Locate each line with the string "Çözümünde" in the listing below and copy it.

Stored records
"""

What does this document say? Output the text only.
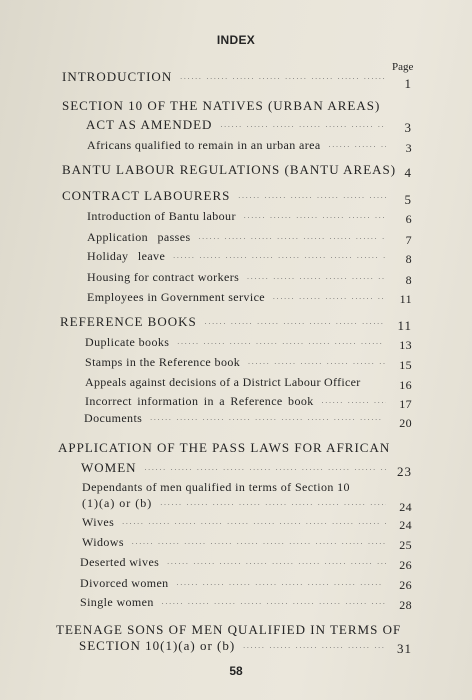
INDEX
Page
INTRODUCTION .....	1
SECTION 10 OF THE NATIVES (URBAN AREAS)
ACT AS AMENDED .....	3
Africans qualified to remain in an urban area .....	3
BANTU LABOUR REGULATIONS (BANTU AREAS) 4
CONTRACT LABOURERS .....	5
Introduction of Bantu labour .....	6
Application passes .....	7
Holiday leave .....	8
Housing for contract workers .....	8
Employees in Government service .....	11
REFERENCE BOOKS .....	11
Duplicate books .....	13
Stamps in the Reference book .....	15
Appeals against decisions of a District Labour Officer	16
Incorrect information in a Reference book .....	17
Documents .....	20
APPLICATION OF THE PASS LAWS FOR AFRICAN
WOMEN .....	23
Dependants of men qualified in terms of Section 10
(1)(a) or (b) .....	24
Wives .....	24
Widows .....	25
Deserted wives .....	26
Divorced women .....	26
Single women .....	28
TEENAGE SONS OF MEN QUALIFIED IN TERMS OF
SECTION 10(1)(a) or (b) .....	31
58
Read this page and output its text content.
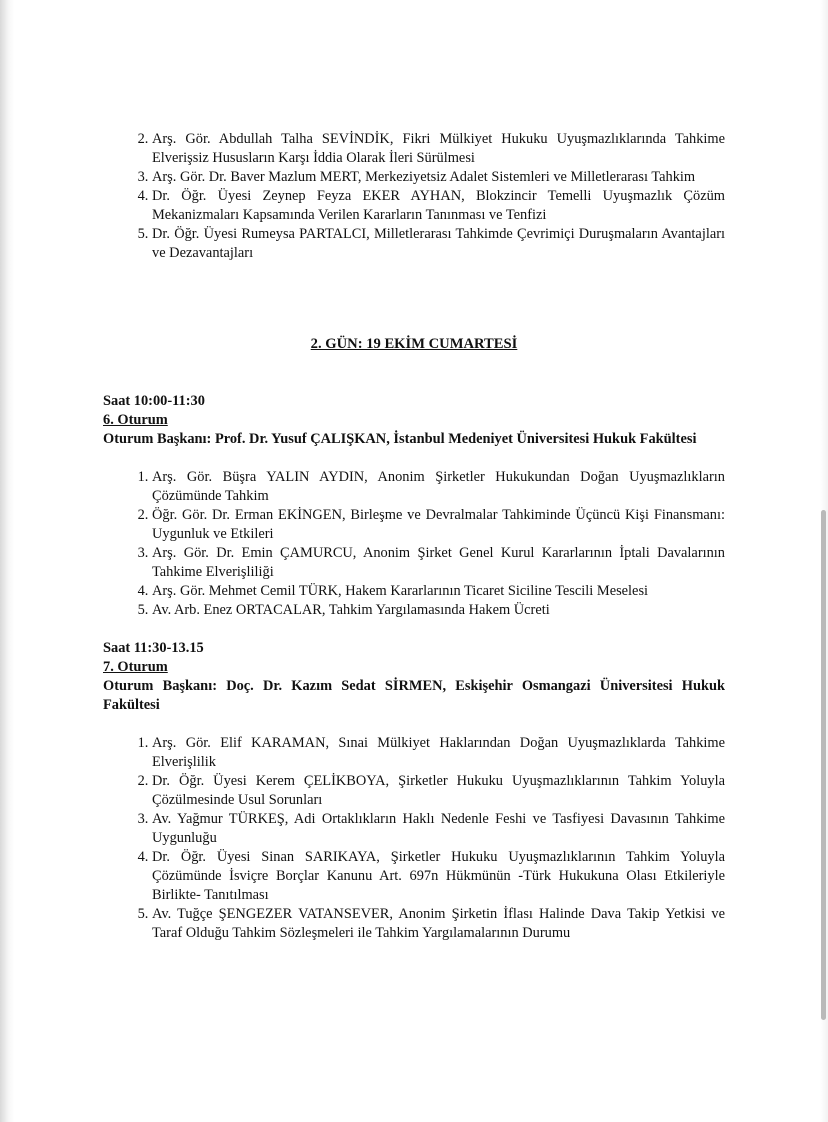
2. Arş. Gör. Abdullah Talha SEVİNDİK, Fikri Mülkiyet Hukuku Uyuşmazlıklarında Tahkime Elverişsiz Hususların Karşı İddia Olarak İleri Sürülmesi
3. Arş. Gör. Dr. Baver Mazlum MERT, Merkeziyetsiz Adalet Sistemleri ve Milletlerarası Tahkim
4. Dr. Öğr. Üyesi Zeynep Feyza EKER AYHAN, Blokzincir Temelli Uyuşmazlık Çözüm Mekanizmaları Kapsamında Verilen Kararların Tanınması ve Tenfizi
5. Dr. Öğr. Üyesi Rumeysa PARTALCI, Milletlerarası Tahkimde Çevrimiçi Duruşmaların Avantajları ve Dezavantajları

2. GÜN: 19 EKİM CUMARTESİ

Saat 10:00-11:30

6. Oturum

Oturum Başkanı: Prof. Dr. Yusuf ÇALIŞKAN, İstanbul Medeniyet Üniversitesi Hukuk Fakültesi

1. Arş. Gör. Büşra YALIN AYDIN, Anonim Şirketler Hukukundan Doğan Uyuşmazlıkların Çözümünde Tahkim
2. Öğr. Gör. Dr. Erman EKİNGEN, Birleşme ve Devralmalar Tahkiminde Üçüncü Kişi Finansmanı: Uygunluk ve Etkileri
3. Arş. Gör. Dr. Emin ÇAMURCU, Anonim Şirket Genel Kurul Kararlarının İptali Davalarının Tahkime Elverişliliği
4. Arş. Gör. Mehmet Cemil TÜRK, Hakem Kararlarının Ticaret Siciline Tescili Meselesi
5. Av. Arb. Enez ORTACALAR, Tahkim Yargılamasında Hakem Ücreti

Saat 11:30-13.15

7. Oturum

Oturum Başkanı: Doç. Dr. Kazım Sedat SİRMEN, Eskişehir Osmangazi Üniversitesi Hukuk Fakültesi

1. Arş. Gör. Elif KARAMAN, Sınai Mülkiyet Haklarından Doğan Uyuşmazlıklarda Tahkime Elverişlilik
2. Dr. Öğr. Üyesi Kerem ÇELİKBOYA, Şirketler Hukuku Uyuşmazlıklarının Tahkim Yoluyla Çözülmesinde Usul Sorunları
3. Av. Yağmur TÜRKEŞ, Adi Ortaklıkların Haklı Nedenle Feshi ve Tasfiyesi Davasının Tahkime Uygunluğu
4. Dr. Öğr. Üyesi Sinan SARIKAYA, Şirketler Hukuku Uyuşmazlıklarının Tahkim Yoluyla Çözümünde İsviçre Borçlar Kanunu Art. 697n Hükmünün -Türk Hukukuna Olası Etkileriyle Birlikte- Tanıtılması
5. Av. Tuğçe ŞENGEZER VATANSEVER, Anonim Şirketin İflası Halinde Dava Takip Yetkisi ve Taraf Olduğu Tahkim Sözleşmeleri ile Tahkim Yargılamalarının Durumu
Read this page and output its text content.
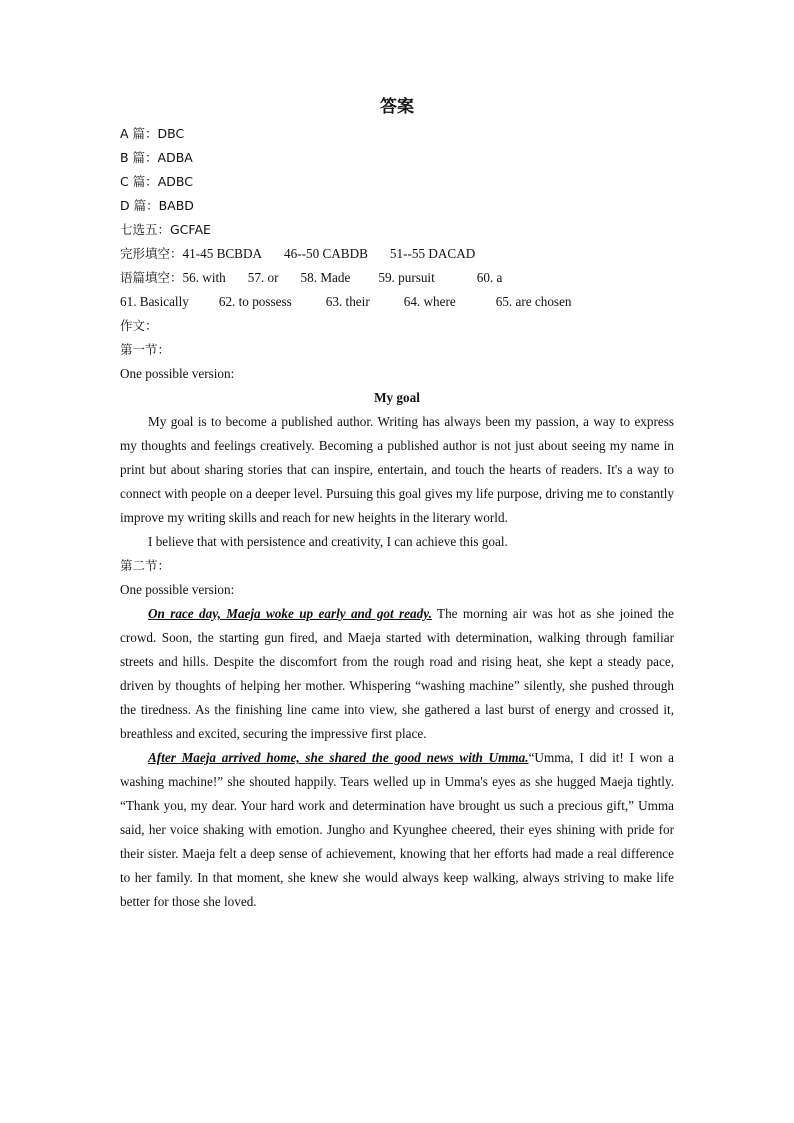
答案
A 篇：DBC
B 篇：ADBA
C 篇：ADBC
D 篇：BABD
七选五：GCFAE
完形填空：41-45 BCBDA 46--50 CABDB 51--55 DACAD
语篇填空：56. with 57. or 58. Made 59. pursuit	60. a
61. Basically 62. to possess	63. their	64. where	65. are chosen
作文：
第一节：
One possible version:
My goal

My goal is to become a published author. Writing has always been my passion, a way to express my thoughts and feelings creatively. Becoming a published author is not just about seeing my name in print but about sharing stories that can inspire, entertain, and touch the hearts of readers. It's a way to connect with people on a deeper level. Pursuing this goal gives my life purpose, driving me to constantly improve my writing skills and reach for new heights in the literary world.

I believe that with persistence and creativity, I can achieve this goal.

第二节：
One possible version:

On race day, Maeja woke up early and got ready. The morning air was hot as she joined the crowd. Soon, the starting gun fired, and Maeja started with determination, walking through familiar streets and hills. Despite the discomfort from the rough road and rising heat, she kept a steady pace, driven by thoughts of helping her mother. Whispering “washing machine” silently, she pushed through the tiredness. As the finishing line came into view, she gathered a last burst of energy and crossed it, breathless and excited, securing the impressive first place.

After Maeja arrived home, she shared the good news with Umma.“Umma, I did it! I won a washing machine!” she shouted happily. Tears welled up in Umma's eyes as she hugged Maeja tightly. “Thank you, my dear. Your hard work and determination have brought us such a precious gift,” Umma said, her voice shaking with emotion. Jungho and Kyunghee cheered, their eyes shining with pride for their sister. Maeja felt a deep sense of achievement, knowing that her efforts had made a real difference to her family. In that moment, she knew she would always keep walking, always striving to make life better for those she loved.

"""

◆ Expected answer
1. Arş. Gör. Büşra YALIN AYDIN, Anonim Şirketler Hukukundan Doğan Uyuşmazlıkların Çözümünde Tahkim
4. Dr. Öğr. Üyesi Sinan SARIKAYA, Şirketler Hukuku Uyuşmazlıklarının Tahkim Yoluyla Çözümünde İsviçre Borçlar Kanunu Art. 697n Hükmünün -Türk Hukukuna Olası Etkileriyle Birlikte- Tanıtılması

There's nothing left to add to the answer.